**WHAT YOU WILL DO**
Collect all lines from the records below that include the word "electricity".

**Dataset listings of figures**
════

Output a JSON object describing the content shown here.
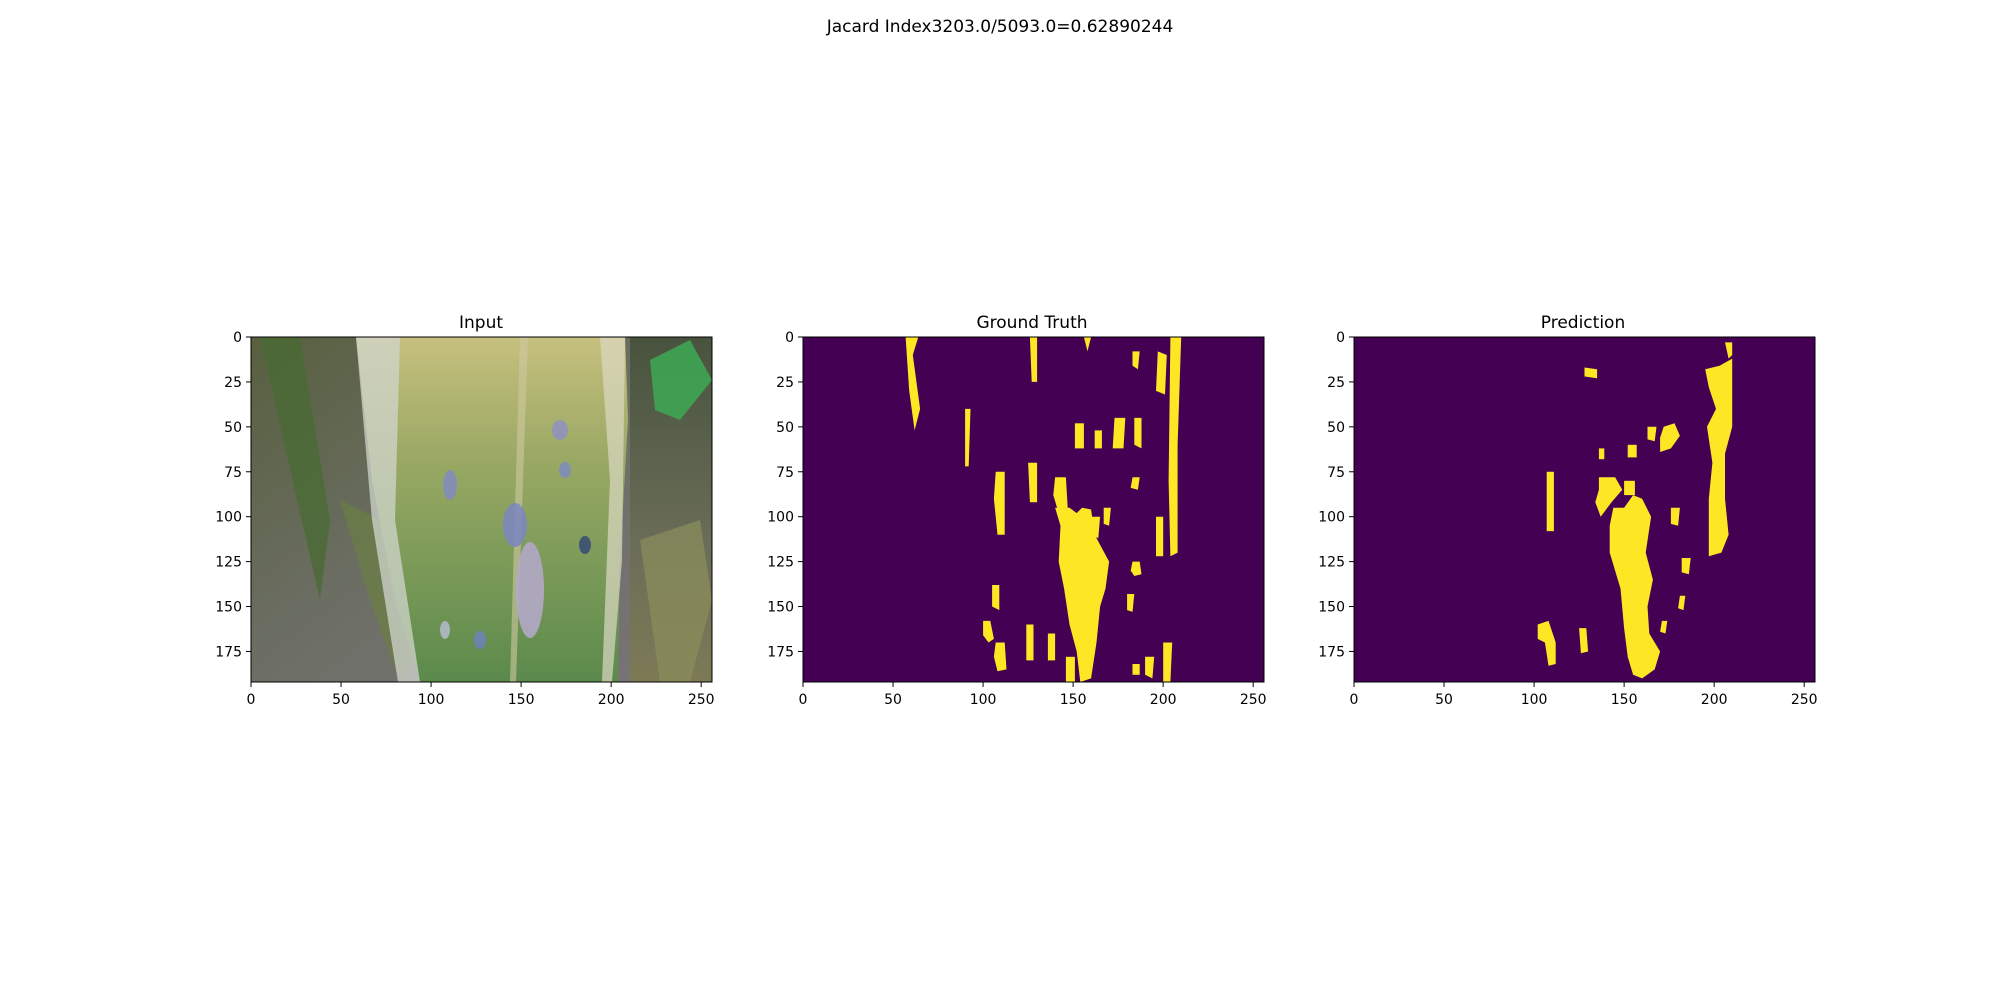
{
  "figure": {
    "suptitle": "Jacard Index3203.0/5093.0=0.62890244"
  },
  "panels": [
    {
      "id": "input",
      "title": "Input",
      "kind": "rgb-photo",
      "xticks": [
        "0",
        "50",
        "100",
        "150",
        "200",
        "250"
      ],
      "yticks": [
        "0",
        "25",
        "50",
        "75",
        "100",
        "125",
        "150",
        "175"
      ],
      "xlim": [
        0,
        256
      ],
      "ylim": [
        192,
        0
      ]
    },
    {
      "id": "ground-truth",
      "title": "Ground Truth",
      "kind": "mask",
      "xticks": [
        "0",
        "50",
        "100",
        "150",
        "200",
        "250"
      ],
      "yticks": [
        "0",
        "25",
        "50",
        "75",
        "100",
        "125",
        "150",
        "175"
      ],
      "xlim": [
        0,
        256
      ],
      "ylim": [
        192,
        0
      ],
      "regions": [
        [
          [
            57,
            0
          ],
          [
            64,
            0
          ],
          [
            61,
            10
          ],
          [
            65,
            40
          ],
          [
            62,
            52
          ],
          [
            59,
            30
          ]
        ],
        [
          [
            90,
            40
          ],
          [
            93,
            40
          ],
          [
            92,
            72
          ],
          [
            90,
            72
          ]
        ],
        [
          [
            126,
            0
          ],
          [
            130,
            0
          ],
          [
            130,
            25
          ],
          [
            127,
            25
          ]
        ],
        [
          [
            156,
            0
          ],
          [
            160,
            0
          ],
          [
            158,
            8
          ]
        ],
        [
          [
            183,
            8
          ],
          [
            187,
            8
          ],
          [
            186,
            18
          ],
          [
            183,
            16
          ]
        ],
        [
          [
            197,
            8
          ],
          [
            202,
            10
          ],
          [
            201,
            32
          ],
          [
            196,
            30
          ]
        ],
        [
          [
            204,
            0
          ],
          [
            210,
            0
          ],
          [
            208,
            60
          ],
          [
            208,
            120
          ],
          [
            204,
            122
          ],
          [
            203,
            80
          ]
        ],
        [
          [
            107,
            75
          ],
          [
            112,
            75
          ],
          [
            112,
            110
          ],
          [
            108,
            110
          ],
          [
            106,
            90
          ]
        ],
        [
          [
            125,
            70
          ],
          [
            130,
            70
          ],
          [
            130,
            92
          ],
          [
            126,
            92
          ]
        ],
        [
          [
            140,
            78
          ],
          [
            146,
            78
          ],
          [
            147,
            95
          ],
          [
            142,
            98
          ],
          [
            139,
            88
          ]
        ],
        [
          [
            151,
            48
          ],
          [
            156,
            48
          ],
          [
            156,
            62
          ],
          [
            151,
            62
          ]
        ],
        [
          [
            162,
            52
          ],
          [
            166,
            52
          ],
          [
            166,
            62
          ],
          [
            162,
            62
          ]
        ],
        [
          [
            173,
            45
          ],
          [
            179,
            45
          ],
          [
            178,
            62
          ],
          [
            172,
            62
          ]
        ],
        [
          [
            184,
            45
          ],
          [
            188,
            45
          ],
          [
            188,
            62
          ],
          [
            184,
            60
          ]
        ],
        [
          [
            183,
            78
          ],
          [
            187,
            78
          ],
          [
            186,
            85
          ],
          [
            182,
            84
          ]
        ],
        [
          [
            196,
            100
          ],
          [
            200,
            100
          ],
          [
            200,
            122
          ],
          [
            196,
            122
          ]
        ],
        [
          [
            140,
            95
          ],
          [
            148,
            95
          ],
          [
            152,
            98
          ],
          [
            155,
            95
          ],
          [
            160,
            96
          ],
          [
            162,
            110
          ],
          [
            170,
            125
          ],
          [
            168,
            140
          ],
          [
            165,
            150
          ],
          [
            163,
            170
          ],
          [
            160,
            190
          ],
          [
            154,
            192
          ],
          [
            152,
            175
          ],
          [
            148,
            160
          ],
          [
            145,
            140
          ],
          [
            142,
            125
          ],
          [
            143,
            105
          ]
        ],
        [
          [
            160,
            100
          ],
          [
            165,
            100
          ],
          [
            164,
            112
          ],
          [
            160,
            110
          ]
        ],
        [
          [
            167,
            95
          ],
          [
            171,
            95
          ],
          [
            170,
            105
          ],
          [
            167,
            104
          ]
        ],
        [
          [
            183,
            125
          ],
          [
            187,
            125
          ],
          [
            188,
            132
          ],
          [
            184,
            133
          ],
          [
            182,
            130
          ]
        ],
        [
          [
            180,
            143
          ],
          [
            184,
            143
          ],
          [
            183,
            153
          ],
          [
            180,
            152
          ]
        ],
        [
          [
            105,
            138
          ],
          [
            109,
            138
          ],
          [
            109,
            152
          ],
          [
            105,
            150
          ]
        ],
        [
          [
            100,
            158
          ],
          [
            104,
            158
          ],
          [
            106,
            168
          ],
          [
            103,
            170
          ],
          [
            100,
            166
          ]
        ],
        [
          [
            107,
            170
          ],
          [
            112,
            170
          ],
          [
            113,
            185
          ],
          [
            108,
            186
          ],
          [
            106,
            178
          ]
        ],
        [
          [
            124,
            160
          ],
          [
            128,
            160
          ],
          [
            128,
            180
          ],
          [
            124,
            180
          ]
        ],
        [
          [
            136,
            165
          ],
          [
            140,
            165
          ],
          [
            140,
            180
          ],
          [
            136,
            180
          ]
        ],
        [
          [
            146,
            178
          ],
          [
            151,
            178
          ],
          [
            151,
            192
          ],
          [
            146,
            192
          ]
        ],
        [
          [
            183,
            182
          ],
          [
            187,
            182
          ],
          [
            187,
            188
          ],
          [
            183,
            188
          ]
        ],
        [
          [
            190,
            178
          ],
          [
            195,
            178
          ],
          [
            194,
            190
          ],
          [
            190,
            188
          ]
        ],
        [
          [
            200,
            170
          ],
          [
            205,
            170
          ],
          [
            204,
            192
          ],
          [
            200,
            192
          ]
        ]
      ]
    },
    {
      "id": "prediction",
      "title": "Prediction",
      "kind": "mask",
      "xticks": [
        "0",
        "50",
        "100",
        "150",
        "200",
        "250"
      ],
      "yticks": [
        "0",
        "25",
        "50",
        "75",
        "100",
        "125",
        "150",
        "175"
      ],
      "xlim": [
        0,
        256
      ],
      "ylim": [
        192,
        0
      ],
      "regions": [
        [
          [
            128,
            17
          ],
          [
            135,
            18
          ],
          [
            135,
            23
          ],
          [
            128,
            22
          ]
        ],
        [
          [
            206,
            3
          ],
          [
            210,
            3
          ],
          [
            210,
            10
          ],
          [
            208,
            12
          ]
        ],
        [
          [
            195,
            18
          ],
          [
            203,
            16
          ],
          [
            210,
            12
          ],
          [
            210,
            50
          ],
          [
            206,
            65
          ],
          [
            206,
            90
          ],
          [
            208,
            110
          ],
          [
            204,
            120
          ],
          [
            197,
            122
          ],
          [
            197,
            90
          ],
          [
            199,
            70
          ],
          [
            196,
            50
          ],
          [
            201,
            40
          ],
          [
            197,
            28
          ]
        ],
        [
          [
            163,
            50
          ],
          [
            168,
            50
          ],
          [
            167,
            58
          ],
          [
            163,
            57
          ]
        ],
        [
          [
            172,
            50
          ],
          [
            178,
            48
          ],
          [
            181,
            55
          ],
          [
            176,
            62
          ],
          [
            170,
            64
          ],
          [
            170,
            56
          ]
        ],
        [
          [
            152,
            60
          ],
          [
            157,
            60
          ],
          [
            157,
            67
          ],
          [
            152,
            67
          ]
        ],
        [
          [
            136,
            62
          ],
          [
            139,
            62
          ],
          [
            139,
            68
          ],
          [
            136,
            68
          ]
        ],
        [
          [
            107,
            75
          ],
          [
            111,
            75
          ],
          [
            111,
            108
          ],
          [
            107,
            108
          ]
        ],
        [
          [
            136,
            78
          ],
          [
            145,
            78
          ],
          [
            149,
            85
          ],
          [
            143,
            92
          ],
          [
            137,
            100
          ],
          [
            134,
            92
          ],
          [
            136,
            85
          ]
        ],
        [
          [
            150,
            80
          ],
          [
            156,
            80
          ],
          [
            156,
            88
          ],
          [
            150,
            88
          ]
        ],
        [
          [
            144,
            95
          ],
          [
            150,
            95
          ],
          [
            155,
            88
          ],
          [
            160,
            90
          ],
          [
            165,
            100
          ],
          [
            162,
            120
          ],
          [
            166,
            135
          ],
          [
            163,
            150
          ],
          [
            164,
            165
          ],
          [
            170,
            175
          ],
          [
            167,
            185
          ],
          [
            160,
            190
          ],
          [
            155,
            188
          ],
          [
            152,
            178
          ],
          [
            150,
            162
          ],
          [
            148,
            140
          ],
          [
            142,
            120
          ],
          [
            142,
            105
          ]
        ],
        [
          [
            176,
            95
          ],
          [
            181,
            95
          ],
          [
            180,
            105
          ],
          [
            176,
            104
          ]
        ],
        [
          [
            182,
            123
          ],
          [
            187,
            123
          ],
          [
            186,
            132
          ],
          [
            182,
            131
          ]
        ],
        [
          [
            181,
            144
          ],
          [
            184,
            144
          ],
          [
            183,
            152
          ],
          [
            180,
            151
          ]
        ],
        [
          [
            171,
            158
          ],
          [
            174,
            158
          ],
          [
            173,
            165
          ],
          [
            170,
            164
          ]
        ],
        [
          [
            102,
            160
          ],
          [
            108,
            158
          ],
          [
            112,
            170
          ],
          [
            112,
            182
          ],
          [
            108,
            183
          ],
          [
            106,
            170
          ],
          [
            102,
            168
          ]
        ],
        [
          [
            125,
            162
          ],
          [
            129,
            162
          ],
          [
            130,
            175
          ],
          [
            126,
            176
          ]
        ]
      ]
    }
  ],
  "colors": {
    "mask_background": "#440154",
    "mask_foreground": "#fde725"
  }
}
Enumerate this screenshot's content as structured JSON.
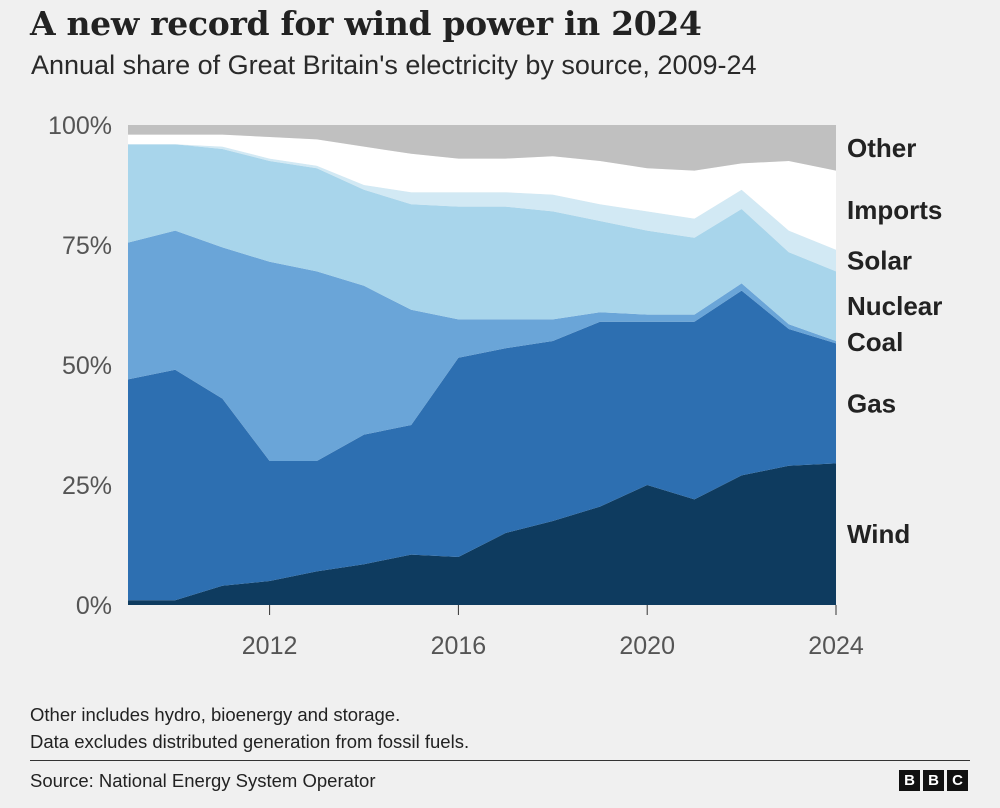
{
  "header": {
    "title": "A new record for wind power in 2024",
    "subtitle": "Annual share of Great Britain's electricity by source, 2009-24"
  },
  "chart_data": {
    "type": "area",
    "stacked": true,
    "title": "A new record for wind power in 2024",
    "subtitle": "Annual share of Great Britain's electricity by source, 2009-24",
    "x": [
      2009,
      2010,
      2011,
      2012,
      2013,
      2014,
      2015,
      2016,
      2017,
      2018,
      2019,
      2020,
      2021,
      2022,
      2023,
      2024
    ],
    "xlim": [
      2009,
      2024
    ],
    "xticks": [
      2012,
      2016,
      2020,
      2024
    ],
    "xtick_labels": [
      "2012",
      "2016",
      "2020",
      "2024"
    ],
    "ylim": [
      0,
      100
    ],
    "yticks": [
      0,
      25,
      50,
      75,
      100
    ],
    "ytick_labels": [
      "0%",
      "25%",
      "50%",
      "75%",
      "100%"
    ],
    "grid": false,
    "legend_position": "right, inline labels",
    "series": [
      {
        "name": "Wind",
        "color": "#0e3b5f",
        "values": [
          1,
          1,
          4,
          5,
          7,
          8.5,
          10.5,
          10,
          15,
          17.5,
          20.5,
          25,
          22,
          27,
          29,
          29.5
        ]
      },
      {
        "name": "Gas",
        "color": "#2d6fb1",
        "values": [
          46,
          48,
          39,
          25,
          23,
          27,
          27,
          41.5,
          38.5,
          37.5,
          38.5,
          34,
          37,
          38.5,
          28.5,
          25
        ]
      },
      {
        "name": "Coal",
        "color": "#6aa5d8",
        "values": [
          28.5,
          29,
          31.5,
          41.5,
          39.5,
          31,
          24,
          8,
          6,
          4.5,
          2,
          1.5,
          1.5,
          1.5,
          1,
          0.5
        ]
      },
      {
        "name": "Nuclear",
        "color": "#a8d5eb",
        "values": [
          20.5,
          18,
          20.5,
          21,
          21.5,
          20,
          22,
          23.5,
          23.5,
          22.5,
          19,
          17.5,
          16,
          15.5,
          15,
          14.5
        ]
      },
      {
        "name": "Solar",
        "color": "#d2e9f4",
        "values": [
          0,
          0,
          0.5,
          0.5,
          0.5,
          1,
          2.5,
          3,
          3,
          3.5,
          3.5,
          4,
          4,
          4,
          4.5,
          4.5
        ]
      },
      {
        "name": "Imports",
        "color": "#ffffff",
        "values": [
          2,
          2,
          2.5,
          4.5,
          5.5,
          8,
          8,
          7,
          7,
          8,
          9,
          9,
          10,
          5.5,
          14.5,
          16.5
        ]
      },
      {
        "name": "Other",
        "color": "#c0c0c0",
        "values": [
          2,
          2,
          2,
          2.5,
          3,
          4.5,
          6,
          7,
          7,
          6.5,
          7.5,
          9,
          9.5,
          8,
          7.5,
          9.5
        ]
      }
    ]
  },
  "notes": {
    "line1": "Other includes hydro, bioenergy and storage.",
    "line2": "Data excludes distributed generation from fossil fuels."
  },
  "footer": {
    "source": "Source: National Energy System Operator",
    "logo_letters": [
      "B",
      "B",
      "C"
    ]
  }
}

════

**RESULT OF THIS EXERCISE**
    "subtitle": "Annual share of Great Britain's electricity by source, 2009-24"
    "subtitle": "Annual share of Great Britain's electricity by source, 2009-24",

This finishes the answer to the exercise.